-- Given instruction --
Omit the pictures, then reproduce every remaining record exactly.

-- Stored data --
· · ·

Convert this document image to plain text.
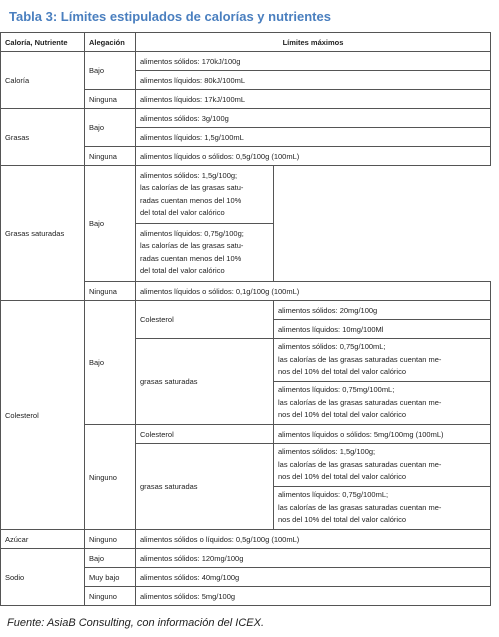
Tabla 3: Límites estipulados de calorías y nutrientes
Caloría, Nutriente	Alegación	Límites máximos	
Caloría	Bajo	alimentos sólidos: 170kJ/100g	
		alimentos líquidos: 80kJ/100mL	
	Ninguna	alimentos líquidos: 17kJ/100mL	
Grasas	Bajo	alimentos sólidos: 3g/100g	
		alimentos líquidos: 1,5g/100mL	
	Ninguna	alimentos líquidos o sólidos: 0,5g/100g (100mL)	
Grasas saturadas	Bajo	alimentos sólidos: 1,5g/100g;
las calorías de las grasas satu-
radas cuentan menos del 10%
del total del valor calórico	

		alimentos líquidos: 0,75g/100g;
las calorías de las grasas satu-
radas cuentan menos del 10%
del total del valor calórico	

	Ninguna	alimentos líquidos o sólidos: 0,1g/100g (100mL)	
Colesterol	Bajo	Colesterol	alimentos sólidos: 20mg/100g
			alimentos líquidos: 10mg/100Ml
		grasas saturadas	alimentos sólidos: 0,75g/100mL;
las calorías de las grasas saturadas cuentan me-
nos del 10% del total del valor calórico

			alimentos líquidos: 0,75mg/100mL;
las calorías de las grasas saturadas cuentan me-
nos del 10% del total del valor calórico

	Ninguno	Colesterol	alimentos líquidos o sólidos: 5mg/100mg (100mL)
		grasas saturadas	alimentos sólidos: 1,5g/100g;
las calorías de las grasas saturadas cuentan me-
nos del 10% del total del valor calórico

			alimentos líquidos: 0,75g/100mL;
las calorías de las grasas saturadas cuentan me-
nos del 10% del total del valor calórico

Azúcar	Ninguno	alimentos sólidos o líquidos: 0,5g/100g (100mL)	
Sodio	Bajo	alimentos sólidos: 120mg/100g	
	Muy bajo	alimentos sólidos: 40mg/100g	
	Ninguno	alimentos sólidos: 5mg/100g	
Fuente: AsiaB Consulting, con información del ICEX.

· · ·

-- Answer to this problem --
Convert this document image to plain text.
Tabla 3: Límites estipulados de calorías y nutrientes
Caloría, Nutriente	Alegación	Límites máximos	
Caloría	Bajo	alimentos sólidos: 170kJ/100g	
		alimentos líquidos: 80kJ/100mL	
	Ninguna	alimentos líquidos: 17kJ/100mL	
Grasas	Bajo	alimentos sólidos: 3g/100g	
		alimentos líquidos: 1,5g/100mL	
	Ninguna	alimentos líquidos o sólidos: 0,5g/100g (100mL)	
Grasas saturadas	Bajo	alimentos sólidos: 1,5g/100g;
las calorías de las grasas satu-
radas cuentan menos del 10%
del total del valor calórico	

		alimentos líquidos: 0,75g/100g;
las calorías de las grasas satu-
radas cuentan menos del 10%
del total del valor calórico	

	Ninguna	alimentos líquidos o sólidos: 0,1g/100g (100mL)	
Colesterol	Bajo	Colesterol	alimentos sólidos: 20mg/100g
			alimentos líquidos: 10mg/100Ml
		grasas saturadas	alimentos sólidos: 0,75g/100mL;
las calorías de las grasas saturadas cuentan me-
nos del 10% del total del valor calórico

			alimentos líquidos: 0,75mg/100mL;
las calorías de las grasas saturadas cuentan me-
nos del 10% del total del valor calórico

	Ninguno	Colesterol	alimentos líquidos o sólidos: 5mg/100mg (100mL)
		grasas saturadas	alimentos sólidos: 1,5g/100g;
las calorías de las grasas saturadas cuentan me-
nos del 10% del total del valor calórico

			alimentos líquidos: 0,75g/100mL;
las calorías de las grasas saturadas cuentan me-
nos del 10% del total del valor calórico

Azúcar	Ninguno	alimentos sólidos o líquidos: 0,5g/100g (100mL)	
Sodio	Bajo	alimentos sólidos: 120mg/100g	
	Muy bajo	alimentos sólidos: 40mg/100g	
	Ninguno	alimentos sólidos: 5mg/100g	
Fuente: AsiaB Consulting, con información del ICEX.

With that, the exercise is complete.